Exorde : La pénitence est l'œuvre de Dieu et non celle
de l'homme.
Bienheureux celui qui n'a jamais eu le cœur triste et n'a
jamais ressenti d'affliction parce qu'il n'a pas péché contre Dieu.
Bienheureux celui qui n'a jamais eu à dire : Seigneur, j'ai
péché, j'ai le plus profond regret parce que j'ai péché et t'ai offensé, etc.
" Voici, en effet, que désormais toutes les générations me
diront bienheureuse "
.
Nous nommons tous bienheureuse, cette bienheureuse Vierge qui n'a jamais eu le
cœur triste pour avoir offensé Dieu car elle ne l'a jamais offensé le moins du
monde, n'ayant jamais péché. Que chacun interroge sa conscience et il saura quel
bien Dieu lui a fait en lui évitant de succomber à des fautes qui le
rempliraient de remords et d'angoisse, l'amenant à dire "J'ai péché et j'ai
perdu la grâce de Dieu". Éviter le péché est l'œuvre de Dieu, vous relever
après avoir péché est aussi son œuvre.
Comme le dit plus haut Augustin, " la pénitence n'est pas le
fait de l'homme, mais de Dieu "
.
Voici la paraphrase de la sainte Écriture, comme le dit le
Seigneur : Ce n'est pas vous qui m'avez choisi (sic) mais c'est moi
qui vous ai choisis
.
Lorsqu'on agit par la grâce de Dieu, on dit que c'est l'œuvre de Dieu et non
celle de l'homme. Car l'homme par lui-même n'a pas de force pour faire peu de
cas des choses de ce monde si Dieu ne la lui donne pas. C'est pourquoi Dieu dit
: Ce n'est pas vous qui m'avez choisi, mais c'est moi qui vous ai choisis.
C'est ainsi que la pénitence est œuvre de Dieu et non de l'homme. Dieu veut
dire que nous avons beau nous tourmenter, il est vain de penser faire une
pénitence profitable, s'il n'étend pas sa main sur nous.
Celui qui pèche mortellement, se jette dans un puits profond,
d'où il ne pourra sortir si Dieu, par sa miséricorde, ne lui donne la main et
l'en retire.
Voyez comment il dit : " Convertissez-nous à vous, Seigneur,
et nous serons convertis "
.
La pénitence que nous nous infligeons est d'autant plus mauvaise qu'elle est
plus grande, telle la pénitence de Judas qui se repentit tant de son péché et en
eut un si grand chagrin qu'il en vint à douter de la miséricorde de Dieu et à
perdre l'espérance.
La pénitence que s'impose l'homme comporte un grand repentir
du péché, mais aussi un manque de confiance en la miséricorde de Dieu. Celle qui
vient de Dieu comporte un grand repentir du péché et en même temps une grande
confiance en la miséricorde de Dieu, grande, plus grande, que toutes les
offenses faites par l'homme à Dieu.
" C'est pourquoi je me condamne et me repens "
.
Lorsque Dieu de sa main guide notre cœur, combien l'on regrette les péchés d'une
autre façon ! La pénitence que tu pratiques toi-même est sans chaleur, tu n'as
pas en toi un poignard térébrant.

■ Extrait de données

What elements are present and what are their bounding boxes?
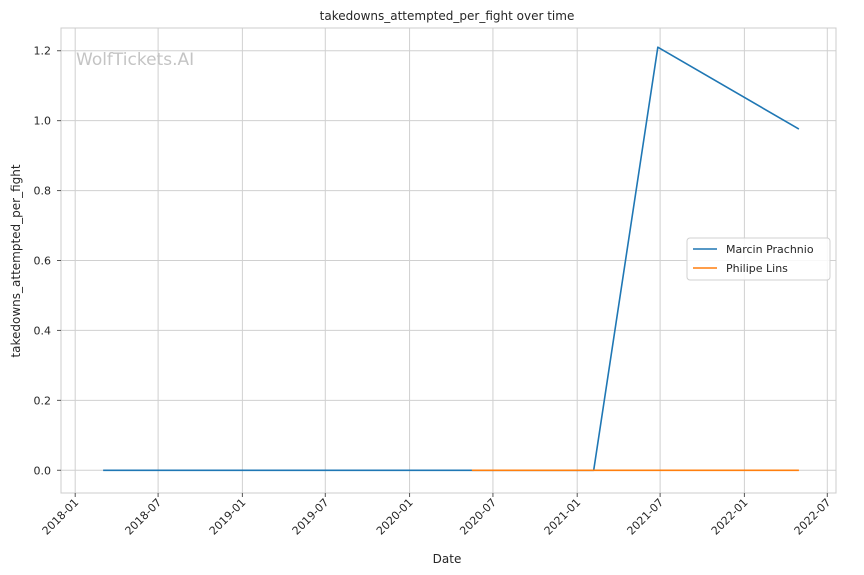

■ Consigne
Rédigez la suite du texte sur la pénitence en reprenant juste après sa dernière phrase.

■ Réponse
Pourquoi ai-je péché ? Quand Dieu t'ouvre l'esprit et te fait
comprendre qui il est, le mal que tu fais en péchant, c'est, comme pour Pierre,
le coq qui chante pour provoquer le repentir. Il n'en est pas ainsi lorsque tu
choisis toi-même ton repentir. La grâce de Dieu nous est nécessaire pour faire
pénitence dignement. C'est elle qui nous aidera à sortir de cet abîme où nous
sommes tombés, et de cette vase dans laquelle nous nous sommes embourbés car
Dieu purifie et secoure ceux qui se sont souillés dans les vices.
Que celle qui n'a jamais péché nous assiste, nous qui sommes
tombés par notre faute et notre libre vouloir, nous qui sommes incapables de
nous relever, même si nous nous y efforçons. Pour que la Vierge nous aide à
faire pénitence durant ce Carême (qui débute aujourd'hui) supplions-la pour que
la grâce nous soit octroyée.
Le Christ est une lumière très claire, un guide, un maître.
4e
mercredi de carême
1543
Voir dans les choses temporelles
d'autres spirituelles.
Tandis que je suis dans le monde, je suis la lumière du monde
(Jo. 9, 5).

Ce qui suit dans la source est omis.